→ Short exercise: Rewrite every line of the items below as a numbered list. Skip blank lines and leave out the pictures.

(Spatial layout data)
━━━━

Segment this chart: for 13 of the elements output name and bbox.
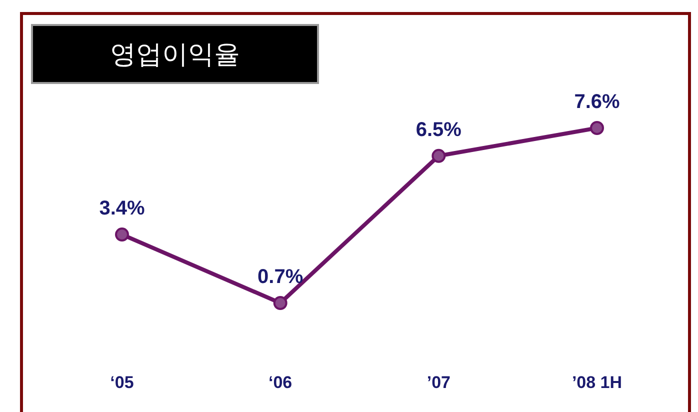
x-tick-label: ‘06 (268, 373, 292, 392)
data-label: 6.5% (416, 118, 462, 141)
chart-title: 영업이익율 (110, 39, 240, 69)
x-tick-label: ’08 1H (572, 373, 622, 392)
x-tick-label: ’07 (426, 373, 450, 392)
data-label: 0.7% (258, 266, 304, 288)
data-label: 7.6% (574, 91, 620, 113)
data-label: 3.4% (99, 198, 146, 220)
point (432, 148, 446, 163)
x-tick-label: ‘05 (110, 373, 134, 392)
point (115, 228, 129, 242)
point (273, 296, 288, 310)
point (590, 121, 604, 135)
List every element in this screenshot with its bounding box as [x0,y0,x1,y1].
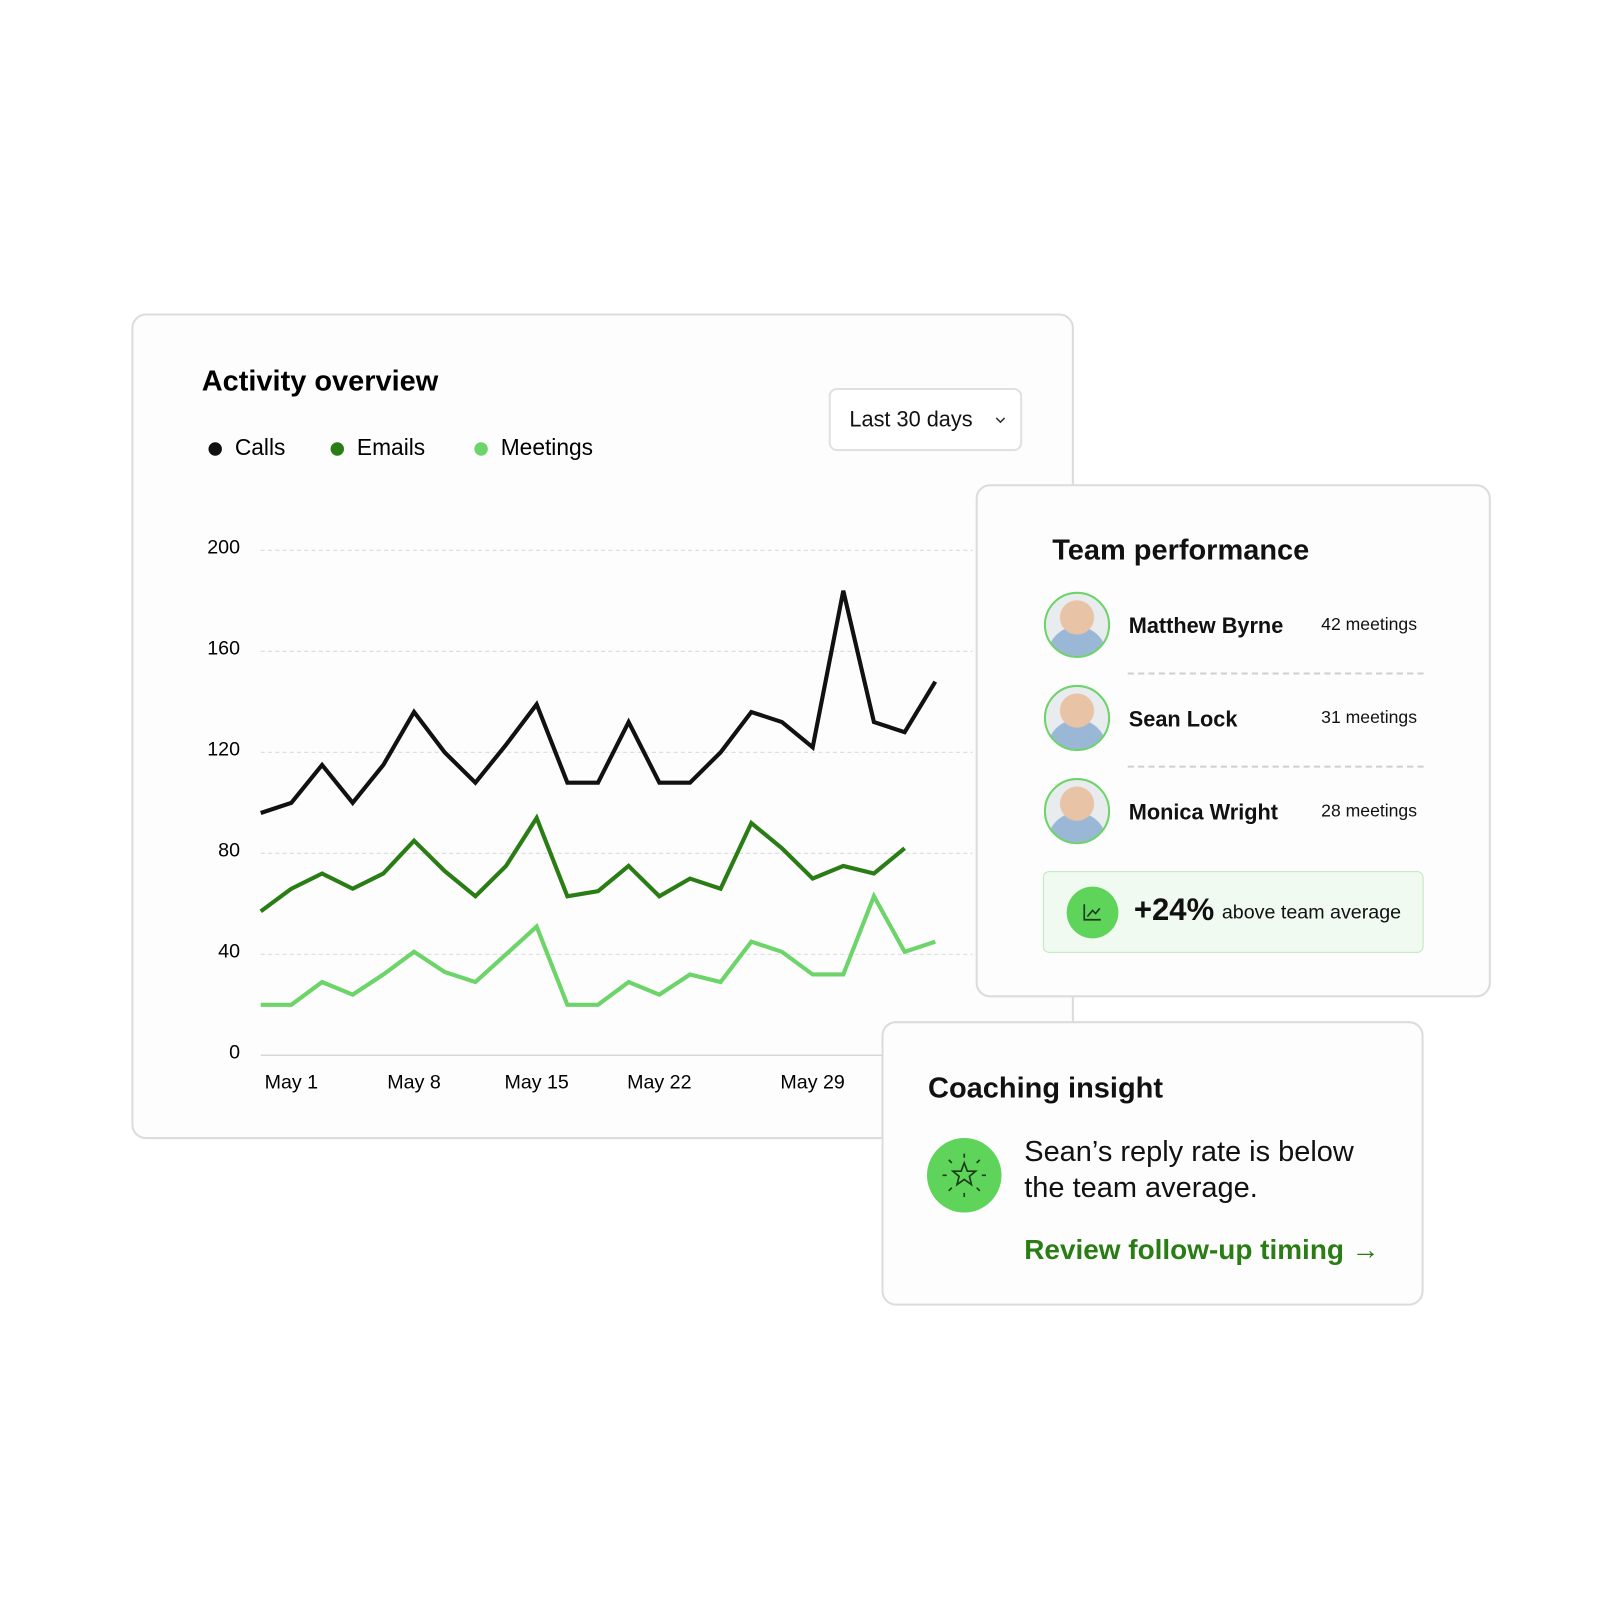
legend-dot [208,442,222,456]
separator [1127,672,1424,675]
y-tick-label: 80 [218,839,240,861]
x-tick-label: May 1 [265,1071,318,1093]
series-line [260,590,938,815]
legend-dot [474,442,488,456]
legend-dot [330,442,345,456]
chart-title: Activity overview [202,365,439,397]
x-tick-label: May 8 [387,1071,441,1093]
y-tick-label: 200 [207,537,240,559]
insight-icon [927,1138,1002,1213]
highlight-box: +24% above team average [1042,871,1424,953]
y-tick-label: 0 [229,1041,240,1063]
y-tick-label: 160 [207,638,240,660]
member-meetings: 42 meetings [1321,614,1418,635]
legend-label: Meetings [501,434,593,460]
separator [1127,765,1424,768]
trend-icon [1066,886,1119,939]
avatar [1043,591,1111,659]
legend-label: Emails [357,434,425,460]
range-dropdown[interactable]: Last 30 days [828,387,1023,452]
highlight-text: above team average [1221,902,1402,924]
avatar [1043,684,1111,752]
member-name: Sean Lock [1128,707,1238,732]
coaching-link[interactable]: Review follow-up timing → [1024,1234,1380,1266]
member-meetings: 31 meetings [1321,707,1418,728]
x-tick-label: May 15 [504,1071,568,1093]
highlight-value: +24% [1133,892,1215,928]
team-title: Team performance [1052,533,1310,566]
legend-label: Calls [235,434,286,460]
y-tick-label: 40 [218,940,240,962]
coaching-title: Coaching insight [928,1071,1164,1104]
range-label: Last 30 days [849,407,973,432]
series-line [260,891,936,1007]
x-tick-label: May 22 [627,1071,691,1093]
coaching-card: Coaching insight Sean’s reply rate is be… [881,1021,1424,1306]
series-line [259,813,906,914]
chevron [995,417,1006,424]
member-meetings: 28 meetings [1321,800,1418,821]
coaching-message: Sean’s reply rate is below the team aver… [1024,1134,1354,1204]
avatar [1043,778,1111,845]
member-name: Monica Wright [1128,800,1279,825]
y-tick-label: 120 [207,738,240,760]
member-name: Matthew Byrne [1128,614,1284,639]
x-tick-label: May 29 [780,1071,844,1093]
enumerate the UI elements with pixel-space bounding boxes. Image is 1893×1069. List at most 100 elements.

━━━━

→ Correct result:
1. Segment this chart: for 13 of the elements output name and bbox.
2. x-tick-label: ‘06 (268, 373, 292, 392)
3. data-label: 6.5% (416, 118, 462, 141)
4. chart-title: 영업이익율 (110, 39, 240, 69)
5. x-tick-label: ’08 1H (572, 373, 622, 392)
6. x-tick-label: ’07 (426, 373, 450, 392)
7. data-label: 0.7% (258, 266, 304, 288)
8. data-label: 7.6% (574, 91, 620, 113)
9. data-label: 3.4% (99, 198, 146, 220)
10. point (432, 148, 446, 163)
11. x-tick-label: ‘05 (110, 373, 134, 392)
12. point (115, 228, 129, 242)
13. point (273, 296, 288, 310)
14. point (590, 121, 604, 135)
15. List every element in this screenshot with its bounding box as [x0,y0,x1,y1].
16. legend-dot [208,442,222,456]
17. separator [1127,672,1424,675]
18. y-tick-label: 80 [218,839,240,861]
19. x-tick-label: May 1 [265,1071,318,1093]
20. series-line [260,590,938,815]
21. legend-dot [474,442,488,456]
22. legend-dot [330,442,345,456]
23. chart-title: Activity overview [202,365,439,397]
24. x-tick-label: May 8 [387,1071,441,1093]
25. y-tick-label: 200 [207,537,240,559]
26. insight-icon [927,1138,1002,1213]
27. highlight-box: +24% above team average [1042,871,1424,953]
28. y-tick-label: 0 [229,1041,240,1063]
29. y-tick-label: 160 [207,638,240,660]
30. member-meetings: 42 meetings [1321,614,1418,635]
31. legend-label: Meetings [501,434,593,460]
32. separator [1127,765,1424,768]
33. trend-icon [1066,886,1119,939]
34. avatar [1043,591,1111,659]
35. legend-label: Emails [357,434,425,460]
36. range-dropdown[interactable]: Last 30 days [828,387,1023,452]
37. highlight-text: above team average [1221,902,1402,924]
38. avatar [1043,684,1111,752]
39. member-name: Sean Lock [1128,707,1238,732]
40. coaching-link[interactable]: Review follow-up timing → [1024,1234,1380,1266]
41. member-meetings: 31 meetings [1321,707,1418,728]
42. x-tick-label: May 15 [504,1071,568,1093]
43. highlight-value: +24% [1133,892,1215,928]
44. team-title: Team performance [1052,533,1310,566]
45. legend-label: Calls [235,434,286,460]
46. y-tick-label: 40 [218,940,240,962]
47. coaching-title: Coaching insight [928,1071,1164,1104]
48. range-label: Last 30 days [849,407,973,432]
49. series-line [260,891,936,1007]
50. x-tick-label: May 22 [627,1071,691,1093]
51. coaching-card: Coaching insight Sean’s reply rate is be… [881,1021,1424,1306]
52. series-line [259,813,906,914]
53. chevron [995,417,1006,424]
54. member-meetings: 28 meetings [1321,800,1418,821]
55. coaching-message: Sean’s reply rate is below the team aver… [1024,1134,1354,1204]
56. avatar [1043,778,1111,845]
57. member-name: Monica Wright [1128,800,1279,825]
58. y-tick-label: 120 [207,738,240,760]
59. member-name: Matthew Byrne [1128,614,1284,639]
60. x-tick-label: May 29 [780,1071,844,1093]
61. enumerate the UI elements with pixel-space bounding boxes. Image is 1893×1069. List at most 100 elements.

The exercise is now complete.